====== Information supplied
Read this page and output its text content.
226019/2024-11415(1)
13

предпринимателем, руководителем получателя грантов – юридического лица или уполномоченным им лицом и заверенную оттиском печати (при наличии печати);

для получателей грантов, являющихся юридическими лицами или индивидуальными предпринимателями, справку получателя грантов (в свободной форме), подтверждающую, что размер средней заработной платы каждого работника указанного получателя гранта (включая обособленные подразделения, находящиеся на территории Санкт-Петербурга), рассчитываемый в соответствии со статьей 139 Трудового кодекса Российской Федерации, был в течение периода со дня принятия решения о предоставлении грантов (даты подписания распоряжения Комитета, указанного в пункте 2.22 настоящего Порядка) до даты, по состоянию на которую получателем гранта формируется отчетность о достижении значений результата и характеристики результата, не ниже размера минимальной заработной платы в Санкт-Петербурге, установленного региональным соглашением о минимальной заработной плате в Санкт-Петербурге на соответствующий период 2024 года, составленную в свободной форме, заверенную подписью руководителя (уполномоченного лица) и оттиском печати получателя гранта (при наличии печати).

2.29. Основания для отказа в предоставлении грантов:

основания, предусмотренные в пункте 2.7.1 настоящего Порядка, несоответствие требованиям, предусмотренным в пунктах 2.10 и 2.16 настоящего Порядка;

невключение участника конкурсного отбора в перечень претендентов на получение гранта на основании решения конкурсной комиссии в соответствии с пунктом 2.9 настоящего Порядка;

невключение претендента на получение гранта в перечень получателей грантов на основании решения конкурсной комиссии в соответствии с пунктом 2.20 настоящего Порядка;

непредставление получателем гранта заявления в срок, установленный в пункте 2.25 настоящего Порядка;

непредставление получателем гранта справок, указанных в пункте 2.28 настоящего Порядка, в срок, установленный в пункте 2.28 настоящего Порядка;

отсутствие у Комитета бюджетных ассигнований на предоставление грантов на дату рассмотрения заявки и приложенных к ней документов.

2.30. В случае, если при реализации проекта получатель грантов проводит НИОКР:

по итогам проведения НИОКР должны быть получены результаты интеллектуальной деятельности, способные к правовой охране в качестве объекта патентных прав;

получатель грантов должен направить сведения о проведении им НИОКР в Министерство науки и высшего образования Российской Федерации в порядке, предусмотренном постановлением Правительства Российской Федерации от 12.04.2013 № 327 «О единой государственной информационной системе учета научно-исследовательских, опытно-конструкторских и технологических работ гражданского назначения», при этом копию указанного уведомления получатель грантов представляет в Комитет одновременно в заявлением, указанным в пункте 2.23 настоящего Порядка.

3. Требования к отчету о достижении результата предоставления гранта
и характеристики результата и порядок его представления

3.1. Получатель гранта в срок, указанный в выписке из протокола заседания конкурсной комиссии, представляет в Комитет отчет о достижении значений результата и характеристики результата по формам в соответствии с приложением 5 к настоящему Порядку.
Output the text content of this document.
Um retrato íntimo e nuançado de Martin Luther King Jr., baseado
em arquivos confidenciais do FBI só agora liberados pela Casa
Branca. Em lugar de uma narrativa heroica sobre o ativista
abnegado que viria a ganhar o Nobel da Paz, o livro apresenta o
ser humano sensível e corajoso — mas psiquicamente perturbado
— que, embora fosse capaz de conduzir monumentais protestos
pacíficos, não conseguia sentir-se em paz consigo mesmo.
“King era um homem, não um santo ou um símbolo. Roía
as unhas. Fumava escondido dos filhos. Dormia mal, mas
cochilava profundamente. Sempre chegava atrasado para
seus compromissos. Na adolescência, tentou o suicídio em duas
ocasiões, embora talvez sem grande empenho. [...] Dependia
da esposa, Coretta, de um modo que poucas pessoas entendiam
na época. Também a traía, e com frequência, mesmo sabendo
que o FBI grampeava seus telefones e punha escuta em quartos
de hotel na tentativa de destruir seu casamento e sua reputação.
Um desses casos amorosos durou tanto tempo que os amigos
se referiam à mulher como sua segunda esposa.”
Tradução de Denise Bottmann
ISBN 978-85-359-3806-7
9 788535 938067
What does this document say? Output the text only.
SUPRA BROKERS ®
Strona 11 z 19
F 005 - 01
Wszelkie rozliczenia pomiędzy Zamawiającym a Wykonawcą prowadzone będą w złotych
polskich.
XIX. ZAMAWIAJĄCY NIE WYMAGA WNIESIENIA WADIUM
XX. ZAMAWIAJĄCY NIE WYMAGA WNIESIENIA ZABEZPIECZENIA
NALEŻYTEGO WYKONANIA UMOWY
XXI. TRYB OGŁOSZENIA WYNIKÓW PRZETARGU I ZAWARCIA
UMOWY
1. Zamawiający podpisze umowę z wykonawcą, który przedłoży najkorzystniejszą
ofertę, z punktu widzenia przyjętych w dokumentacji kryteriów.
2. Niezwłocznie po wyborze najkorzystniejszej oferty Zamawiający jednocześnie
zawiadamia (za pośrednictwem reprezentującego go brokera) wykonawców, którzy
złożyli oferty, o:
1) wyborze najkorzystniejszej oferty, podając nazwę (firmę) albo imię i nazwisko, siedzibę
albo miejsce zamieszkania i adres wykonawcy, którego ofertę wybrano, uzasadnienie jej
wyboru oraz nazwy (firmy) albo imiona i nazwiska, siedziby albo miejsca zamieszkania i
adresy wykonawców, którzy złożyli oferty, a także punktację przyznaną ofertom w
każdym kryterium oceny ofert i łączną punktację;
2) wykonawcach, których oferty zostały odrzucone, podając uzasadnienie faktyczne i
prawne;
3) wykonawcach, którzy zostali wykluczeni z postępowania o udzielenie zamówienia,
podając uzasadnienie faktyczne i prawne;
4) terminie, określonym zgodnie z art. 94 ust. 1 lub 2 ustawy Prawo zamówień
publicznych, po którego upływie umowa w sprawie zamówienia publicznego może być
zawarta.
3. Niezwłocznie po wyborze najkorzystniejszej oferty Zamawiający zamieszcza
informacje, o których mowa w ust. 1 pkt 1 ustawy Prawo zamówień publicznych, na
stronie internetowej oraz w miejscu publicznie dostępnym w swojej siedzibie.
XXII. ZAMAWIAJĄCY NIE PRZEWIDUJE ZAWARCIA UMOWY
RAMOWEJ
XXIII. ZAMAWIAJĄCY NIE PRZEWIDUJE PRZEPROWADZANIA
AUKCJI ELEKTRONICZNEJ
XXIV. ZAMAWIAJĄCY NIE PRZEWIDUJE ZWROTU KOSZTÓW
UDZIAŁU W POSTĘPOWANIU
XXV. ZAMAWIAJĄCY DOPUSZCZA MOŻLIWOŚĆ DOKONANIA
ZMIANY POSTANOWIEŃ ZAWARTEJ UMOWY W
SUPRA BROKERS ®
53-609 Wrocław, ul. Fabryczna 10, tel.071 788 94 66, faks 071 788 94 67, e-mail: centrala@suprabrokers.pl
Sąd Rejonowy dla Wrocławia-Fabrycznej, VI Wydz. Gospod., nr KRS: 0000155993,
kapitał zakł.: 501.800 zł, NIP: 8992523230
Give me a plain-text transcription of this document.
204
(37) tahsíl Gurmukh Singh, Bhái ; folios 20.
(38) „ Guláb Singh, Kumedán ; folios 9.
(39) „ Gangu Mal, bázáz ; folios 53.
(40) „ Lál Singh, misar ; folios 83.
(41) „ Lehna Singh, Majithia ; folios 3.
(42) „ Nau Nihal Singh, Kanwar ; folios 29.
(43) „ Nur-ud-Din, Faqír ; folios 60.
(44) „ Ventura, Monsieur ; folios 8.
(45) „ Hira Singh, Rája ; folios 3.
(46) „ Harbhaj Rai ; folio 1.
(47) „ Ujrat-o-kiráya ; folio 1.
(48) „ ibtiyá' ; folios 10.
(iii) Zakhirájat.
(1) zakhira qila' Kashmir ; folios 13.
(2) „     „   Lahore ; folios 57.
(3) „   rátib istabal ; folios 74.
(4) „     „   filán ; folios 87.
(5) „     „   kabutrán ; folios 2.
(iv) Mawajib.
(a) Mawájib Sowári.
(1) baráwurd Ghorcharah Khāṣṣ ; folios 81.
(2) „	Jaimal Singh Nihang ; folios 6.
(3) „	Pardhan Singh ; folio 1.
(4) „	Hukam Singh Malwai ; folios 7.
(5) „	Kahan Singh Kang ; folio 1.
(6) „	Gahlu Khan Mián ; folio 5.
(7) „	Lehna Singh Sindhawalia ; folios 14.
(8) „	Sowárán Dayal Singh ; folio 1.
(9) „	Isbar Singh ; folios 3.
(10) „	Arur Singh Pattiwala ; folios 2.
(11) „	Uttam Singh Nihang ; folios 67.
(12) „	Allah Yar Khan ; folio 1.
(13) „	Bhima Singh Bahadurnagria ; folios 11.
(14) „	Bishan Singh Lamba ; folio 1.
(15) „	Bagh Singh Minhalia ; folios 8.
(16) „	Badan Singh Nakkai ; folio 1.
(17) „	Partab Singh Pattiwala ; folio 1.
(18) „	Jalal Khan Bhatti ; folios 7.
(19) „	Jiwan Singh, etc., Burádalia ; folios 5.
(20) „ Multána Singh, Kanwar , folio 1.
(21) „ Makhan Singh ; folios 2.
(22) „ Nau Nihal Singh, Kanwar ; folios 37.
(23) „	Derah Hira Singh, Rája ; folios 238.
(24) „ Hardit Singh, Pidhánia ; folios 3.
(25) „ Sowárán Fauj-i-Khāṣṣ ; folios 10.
============
### What to work on
Pull every line containing the word "Sowárán" out of the material.

### Worked answer
(8) „	Sowárán Dayal Singh ; folio 1.
(25) „ Sowárán Fauj-i-Khāṣṣ ; folios 10.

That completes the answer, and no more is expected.